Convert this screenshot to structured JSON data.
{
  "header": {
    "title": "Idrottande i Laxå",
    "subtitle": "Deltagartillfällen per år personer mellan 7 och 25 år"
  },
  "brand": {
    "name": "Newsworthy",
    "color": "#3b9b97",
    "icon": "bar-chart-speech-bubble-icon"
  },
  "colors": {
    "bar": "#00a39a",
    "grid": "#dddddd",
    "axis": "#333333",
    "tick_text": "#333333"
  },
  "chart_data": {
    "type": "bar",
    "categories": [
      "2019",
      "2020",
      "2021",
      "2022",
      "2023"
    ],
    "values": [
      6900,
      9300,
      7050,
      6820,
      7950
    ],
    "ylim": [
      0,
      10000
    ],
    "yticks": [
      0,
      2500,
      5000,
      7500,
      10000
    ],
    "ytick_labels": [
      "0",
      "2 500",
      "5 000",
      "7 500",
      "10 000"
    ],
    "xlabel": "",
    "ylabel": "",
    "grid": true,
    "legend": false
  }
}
:::::
* [What you have to do]
Please repeat the material above, word for word and in full.

* [Exercise result]
Convert this screenshot to structured JSON data.
{
  "header": {
    "title": "Idrottande i Laxå",
    "subtitle": "Deltagartillfällen per år personer mellan 7 och 25 år"
  },
  "brand": {
    "name": "Newsworthy",
    "color": "#3b9b97",
    "icon": "bar-chart-speech-bubble-icon"
  },
  "colors": {
    "bar": "#00a39a",
    "grid": "#dddddd",
    "axis": "#333333",
    "tick_text": "#333333"
  },
  "chart_data": {
    "type": "bar",
    "categories": [
      "2019",
      "2020",
      "2021",
      "2022",
      "2023"
    ],
    "values": [
      6900,
      9300,
      7050,
      6820,
      7950
    ],
    "ylim": [
      0,
      10000
    ],
    "yticks": [
      0,
      2500,
      5000,
      7500,
      10000
    ],
    "ytick_labels": [
      "0",
      "2 500",
      "5 000",
      "7 500",
      "10 000"
    ],
    "xlabel": "",
    "ylabel": "",
    "grid": true,
    "legend": false
  }
}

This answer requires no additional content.